Records from a collection:
****************************************
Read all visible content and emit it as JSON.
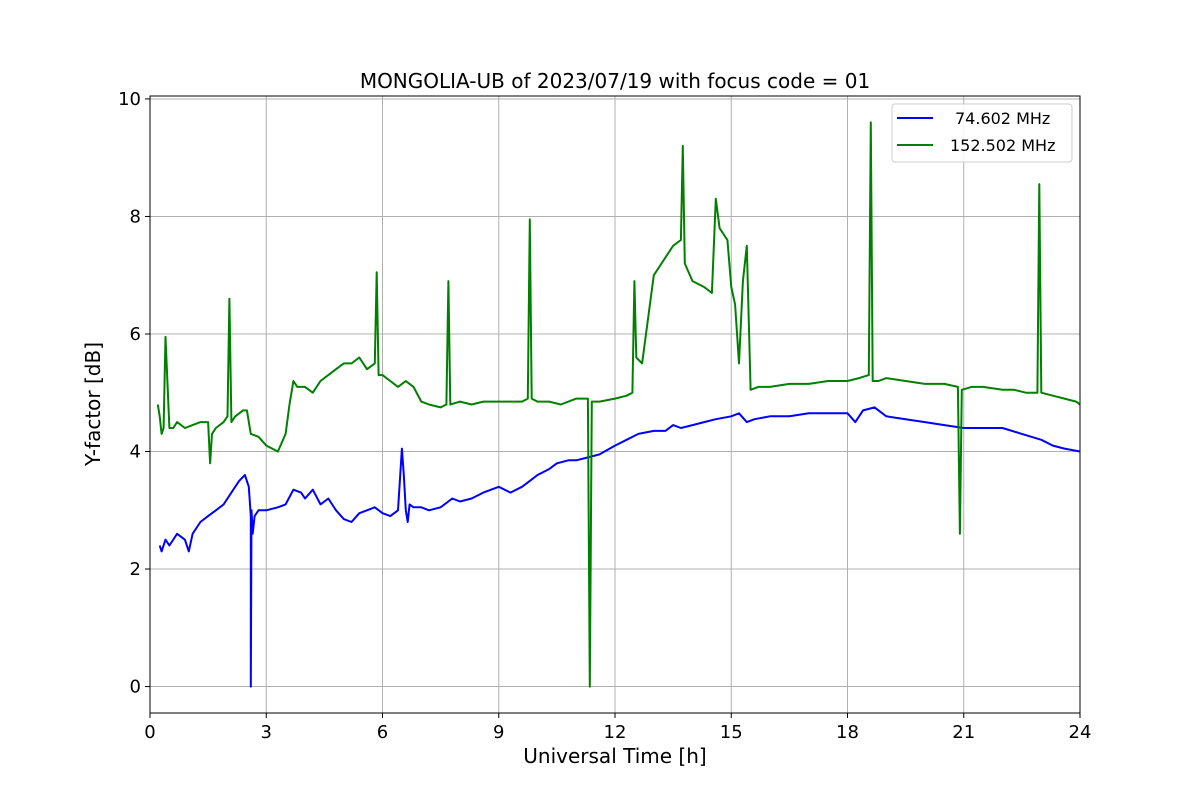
{
  "chart_data": {
    "type": "line",
    "title": "MONGOLIA-UB of 2023/07/19 with focus code = 01",
    "xlabel": "Universal Time [h]",
    "ylabel": "Y-factor [dB]",
    "xlim": [
      0,
      24
    ],
    "ylim": [
      -0.45,
      10.05
    ],
    "xticks": [
      0,
      3,
      6,
      9,
      12,
      15,
      18,
      21,
      24
    ],
    "yticks": [
      0,
      2,
      4,
      6,
      8,
      10
    ],
    "xtick_labels": [
      "0",
      "3",
      "6",
      "9",
      "12",
      "15",
      "18",
      "21",
      "24"
    ],
    "ytick_labels": [
      "0",
      "2",
      "4",
      "6",
      "8",
      "10"
    ],
    "grid": true,
    "legend_position": "top-right",
    "series": [
      {
        "name": "74.602 MHz",
        "color": "#0000ff",
        "x": [
          0.25,
          0.3,
          0.4,
          0.5,
          0.7,
          0.9,
          1.0,
          1.1,
          1.3,
          1.5,
          1.7,
          1.9,
          2.0,
          2.1,
          2.3,
          2.45,
          2.55,
          2.6,
          2.6,
          2.62,
          2.65,
          2.7,
          2.8,
          3.0,
          3.3,
          3.5,
          3.7,
          3.9,
          4.0,
          4.2,
          4.4,
          4.6,
          4.8,
          5.0,
          5.2,
          5.4,
          5.6,
          5.8,
          6.0,
          6.2,
          6.4,
          6.5,
          6.55,
          6.6,
          6.65,
          6.7,
          6.8,
          7.0,
          7.2,
          7.5,
          7.8,
          8.0,
          8.3,
          8.6,
          9.0,
          9.3,
          9.6,
          9.8,
          10.0,
          10.3,
          10.5,
          10.8,
          11.0,
          11.3,
          11.6,
          12.0,
          12.3,
          12.6,
          13.0,
          13.3,
          13.5,
          13.7,
          14.0,
          14.3,
          14.6,
          15.0,
          15.2,
          15.4,
          15.6,
          16.0,
          16.5,
          17.0,
          17.5,
          18.0,
          18.2,
          18.4,
          18.7,
          19.0,
          19.5,
          20.0,
          20.5,
          21.0,
          21.5,
          22.0,
          22.5,
          23.0,
          23.3,
          23.6,
          24.0
        ],
        "values": [
          2.4,
          2.3,
          2.5,
          2.4,
          2.6,
          2.5,
          2.3,
          2.6,
          2.8,
          2.9,
          3.0,
          3.1,
          3.2,
          3.3,
          3.5,
          3.6,
          3.4,
          2.9,
          0.0,
          3.0,
          2.6,
          2.9,
          3.0,
          3.0,
          3.05,
          3.1,
          3.35,
          3.3,
          3.2,
          3.35,
          3.1,
          3.2,
          3.0,
          2.85,
          2.8,
          2.95,
          3.0,
          3.05,
          2.95,
          2.9,
          3.0,
          4.05,
          3.6,
          3.0,
          2.8,
          3.1,
          3.05,
          3.05,
          3.0,
          3.05,
          3.2,
          3.15,
          3.2,
          3.3,
          3.4,
          3.3,
          3.4,
          3.5,
          3.6,
          3.7,
          3.8,
          3.85,
          3.85,
          3.9,
          3.95,
          4.1,
          4.2,
          4.3,
          4.35,
          4.35,
          4.45,
          4.4,
          4.45,
          4.5,
          4.55,
          4.6,
          4.65,
          4.5,
          4.55,
          4.6,
          4.6,
          4.65,
          4.65,
          4.65,
          4.5,
          4.7,
          4.75,
          4.6,
          4.55,
          4.5,
          4.45,
          4.4,
          4.4,
          4.4,
          4.3,
          4.2,
          4.1,
          4.05,
          4.0
        ]
      },
      {
        "name": "152.502 MHz",
        "color": "#008000",
        "x": [
          0.2,
          0.25,
          0.3,
          0.35,
          0.4,
          0.5,
          0.6,
          0.7,
          0.9,
          1.1,
          1.3,
          1.5,
          1.55,
          1.6,
          1.7,
          1.9,
          2.0,
          2.05,
          2.1,
          2.2,
          2.4,
          2.5,
          2.6,
          2.8,
          3.0,
          3.3,
          3.5,
          3.6,
          3.7,
          3.8,
          4.0,
          4.2,
          4.4,
          4.6,
          4.8,
          5.0,
          5.2,
          5.4,
          5.6,
          5.8,
          5.85,
          5.9,
          6.0,
          6.2,
          6.4,
          6.6,
          6.8,
          7.0,
          7.2,
          7.5,
          7.65,
          7.7,
          7.75,
          8.0,
          8.3,
          8.6,
          9.0,
          9.3,
          9.6,
          9.75,
          9.8,
          9.85,
          10.0,
          10.3,
          10.6,
          11.0,
          11.3,
          11.35,
          11.4,
          11.6,
          12.0,
          12.3,
          12.45,
          12.5,
          12.55,
          12.7,
          12.9,
          13.0,
          13.2,
          13.5,
          13.7,
          13.75,
          13.8,
          14.0,
          14.3,
          14.5,
          14.6,
          14.7,
          14.9,
          15.0,
          15.1,
          15.2,
          15.3,
          15.4,
          15.5,
          15.7,
          16.0,
          16.5,
          17.0,
          17.5,
          18.0,
          18.3,
          18.55,
          18.6,
          18.65,
          18.8,
          19.0,
          19.5,
          20.0,
          20.5,
          20.85,
          20.9,
          20.95,
          21.2,
          21.5,
          22.0,
          22.3,
          22.6,
          22.9,
          22.95,
          23.0,
          23.3,
          23.6,
          23.9,
          24.0
        ],
        "values": [
          4.8,
          4.6,
          4.3,
          4.4,
          5.95,
          4.4,
          4.4,
          4.5,
          4.4,
          4.45,
          4.5,
          4.5,
          3.8,
          4.3,
          4.4,
          4.5,
          4.6,
          6.6,
          4.5,
          4.6,
          4.7,
          4.7,
          4.3,
          4.25,
          4.1,
          4.0,
          4.3,
          4.8,
          5.2,
          5.1,
          5.1,
          5.0,
          5.2,
          5.3,
          5.4,
          5.5,
          5.5,
          5.6,
          5.4,
          5.5,
          7.05,
          5.3,
          5.3,
          5.2,
          5.1,
          5.2,
          5.1,
          4.85,
          4.8,
          4.75,
          4.8,
          6.9,
          4.8,
          4.85,
          4.8,
          4.85,
          4.85,
          4.85,
          4.85,
          4.9,
          7.95,
          4.9,
          4.85,
          4.85,
          4.8,
          4.9,
          4.9,
          0.0,
          4.85,
          4.85,
          4.9,
          4.95,
          5.0,
          6.9,
          5.6,
          5.5,
          6.5,
          7.0,
          7.2,
          7.5,
          7.6,
          9.2,
          7.2,
          6.9,
          6.8,
          6.7,
          8.3,
          7.8,
          7.6,
          6.8,
          6.5,
          5.5,
          6.9,
          7.5,
          5.05,
          5.1,
          5.1,
          5.15,
          5.15,
          5.2,
          5.2,
          5.25,
          5.3,
          9.6,
          5.2,
          5.2,
          5.25,
          5.2,
          5.15,
          5.15,
          5.1,
          2.6,
          5.05,
          5.1,
          5.1,
          5.05,
          5.05,
          5.0,
          5.0,
          8.55,
          5.0,
          4.95,
          4.9,
          4.85,
          4.8
        ]
      }
    ]
  }
}
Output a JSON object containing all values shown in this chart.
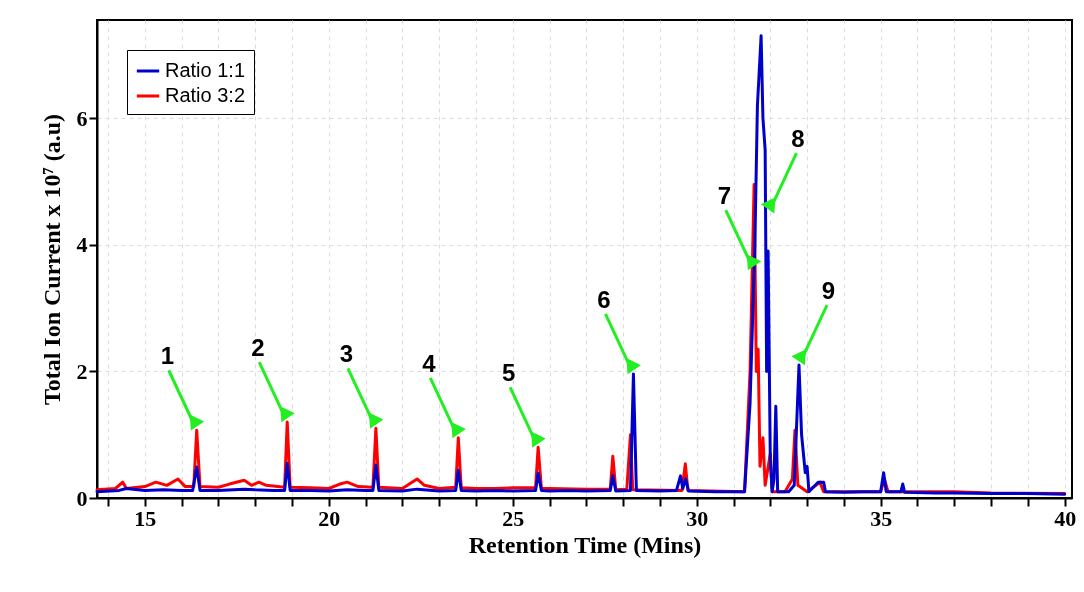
{
  "chart_data": {
    "type": "line",
    "xlabel": "Retention Time (Mins)",
    "ylabel": "Total Ion Current x 10⁷ (a.u)",
    "xlim": [
      13.7,
      40.2
    ],
    "ylim": [
      0,
      7.55
    ],
    "xticks": [
      {
        "value": 14,
        "label": null
      },
      15,
      {
        "value": 16,
        "label": null
      },
      {
        "value": 17,
        "label": null
      },
      {
        "value": 18,
        "label": null
      },
      {
        "value": 19,
        "label": null
      },
      20,
      {
        "value": 21,
        "label": null
      },
      {
        "value": 22,
        "label": null
      },
      {
        "value": 23,
        "label": null
      },
      {
        "value": 24,
        "label": null
      },
      25,
      {
        "value": 26,
        "label": null
      },
      {
        "value": 27,
        "label": null
      },
      {
        "value": 28,
        "label": null
      },
      {
        "value": 29,
        "label": null
      },
      30,
      {
        "value": 31,
        "label": null
      },
      {
        "value": 32,
        "label": null
      },
      {
        "value": 33,
        "label": null
      },
      {
        "value": 34,
        "label": null
      },
      35,
      {
        "value": 36,
        "label": null
      },
      {
        "value": 37,
        "label": null
      },
      {
        "value": 38,
        "label": null
      },
      {
        "value": 39,
        "label": null
      },
      40
    ],
    "yticks": [
      0,
      2,
      4,
      6
    ],
    "grid": true,
    "legend": "top left",
    "marker": "none",
    "line_style": "solid",
    "series": [
      {
        "name": "Ratio 1:1",
        "color": "#0000cc",
        "x": [
          13.7,
          14.3,
          14.5,
          15,
          15.5,
          16,
          16.3,
          16.41,
          16.5,
          17,
          17.7,
          18,
          18.5,
          18.8,
          18.87,
          18.95,
          19.5,
          20,
          20.5,
          21,
          21.2,
          21.28,
          21.36,
          22,
          22.4,
          23,
          23.45,
          23.52,
          23.6,
          24,
          24.5,
          25,
          25.62,
          25.69,
          25.78,
          26,
          26.5,
          27,
          27.65,
          27.72,
          27.8,
          28.2,
          28.28,
          28.36,
          29,
          29.45,
          29.56,
          29.62,
          29.7,
          29.78,
          30.5,
          31,
          31.3,
          31.45,
          31.58,
          31.65,
          31.75,
          31.8,
          31.86,
          31.9,
          31.94,
          32.0,
          32.05,
          32.1,
          32.15,
          32.2,
          32.5,
          32.65,
          32.78,
          32.85,
          32.9,
          32.95,
          33.0,
          33.05,
          33.3,
          33.45,
          33.5,
          34,
          34.5,
          35,
          35.08,
          35.15,
          35.55,
          35.6,
          35.65,
          36.5,
          37,
          38,
          39,
          40
        ],
        "values": [
          0.1,
          0.12,
          0.15,
          0.12,
          0.13,
          0.12,
          0.12,
          0.49,
          0.12,
          0.12,
          0.14,
          0.13,
          0.12,
          0.12,
          0.55,
          0.12,
          0.12,
          0.11,
          0.13,
          0.12,
          0.12,
          0.52,
          0.12,
          0.11,
          0.14,
          0.11,
          0.12,
          0.44,
          0.12,
          0.11,
          0.12,
          0.11,
          0.12,
          0.39,
          0.12,
          0.11,
          0.12,
          0.11,
          0.12,
          0.35,
          0.11,
          0.12,
          1.96,
          0.12,
          0.11,
          0.12,
          0.35,
          0.15,
          0.3,
          0.11,
          0.1,
          0.1,
          0.1,
          1.5,
          4.0,
          6.2,
          7.3,
          6.0,
          5.5,
          2.0,
          3.9,
          0.6,
          0.1,
          0.3,
          1.45,
          0.1,
          0.1,
          0.2,
          2.1,
          1.0,
          0.7,
          0.4,
          0.5,
          0.1,
          0.25,
          0.25,
          0.1,
          0.09,
          0.1,
          0.1,
          0.4,
          0.1,
          0.1,
          0.22,
          0.09,
          0.08,
          0.08,
          0.07,
          0.07,
          0.06
        ]
      },
      {
        "name": "Ratio 3:2",
        "color": "#ff0000",
        "x": [
          13.7,
          14.2,
          14.4,
          14.5,
          15,
          15.3,
          15.6,
          15.9,
          16.1,
          16.33,
          16.41,
          16.5,
          17,
          17.3,
          17.7,
          17.9,
          18.1,
          18.3,
          18.8,
          18.87,
          18.95,
          19.5,
          20,
          20.3,
          20.5,
          20.8,
          21.2,
          21.28,
          21.36,
          22,
          22.4,
          22.6,
          23,
          23.45,
          23.52,
          23.6,
          24,
          24.5,
          25,
          25.62,
          25.69,
          25.78,
          26,
          27,
          27.65,
          27.72,
          27.8,
          28.1,
          28.2,
          28.26,
          29.6,
          29.69,
          29.76,
          31.3,
          31.45,
          31.56,
          31.62,
          31.67,
          31.72,
          31.8,
          31.86,
          32.0,
          32.05,
          32.4,
          32.6,
          32.67,
          32.75,
          33.0,
          33.35,
          33.45,
          35,
          35.1,
          35.2,
          36,
          37,
          38,
          40
        ],
        "values": [
          0.13,
          0.15,
          0.25,
          0.15,
          0.18,
          0.25,
          0.2,
          0.3,
          0.18,
          0.18,
          1.07,
          0.18,
          0.17,
          0.22,
          0.28,
          0.2,
          0.25,
          0.2,
          0.17,
          1.2,
          0.17,
          0.16,
          0.15,
          0.22,
          0.25,
          0.18,
          0.17,
          1.1,
          0.17,
          0.15,
          0.3,
          0.2,
          0.15,
          0.17,
          0.95,
          0.16,
          0.15,
          0.15,
          0.16,
          0.16,
          0.8,
          0.15,
          0.15,
          0.14,
          0.14,
          0.66,
          0.13,
          0.14,
          1.0,
          0.13,
          0.12,
          0.54,
          0.12,
          0.1,
          2.0,
          4.95,
          2.0,
          2.35,
          0.5,
          0.95,
          0.2,
          0.7,
          0.1,
          0.1,
          0.3,
          1.07,
          0.2,
          0.1,
          0.25,
          0.1,
          0.1,
          0.3,
          0.1,
          0.1,
          0.1,
          0.08,
          0.07
        ]
      }
    ],
    "annotations": [
      {
        "text": "1",
        "x": 16.41,
        "y": 1.07
      },
      {
        "text": "2",
        "x": 18.87,
        "y": 1.2
      },
      {
        "text": "3",
        "x": 21.28,
        "y": 1.1
      },
      {
        "text": "4",
        "x": 23.52,
        "y": 0.95
      },
      {
        "text": "5",
        "x": 25.69,
        "y": 0.8
      },
      {
        "text": "6",
        "x": 28.28,
        "y": 1.96
      },
      {
        "text": "7",
        "x": 31.55,
        "y": 3.6
      },
      {
        "text": "8",
        "x": 31.95,
        "y": 4.5
      },
      {
        "text": "9",
        "x": 32.78,
        "y": 2.1
      }
    ]
  }
}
****************************************
Directive
Which lines contain the word "ylabel"? Return each of them.

Task answer
    "ylabel": "Y-factor [dB]",
    "ylabel": "Total Ion Current x 10⁷ (a.u)",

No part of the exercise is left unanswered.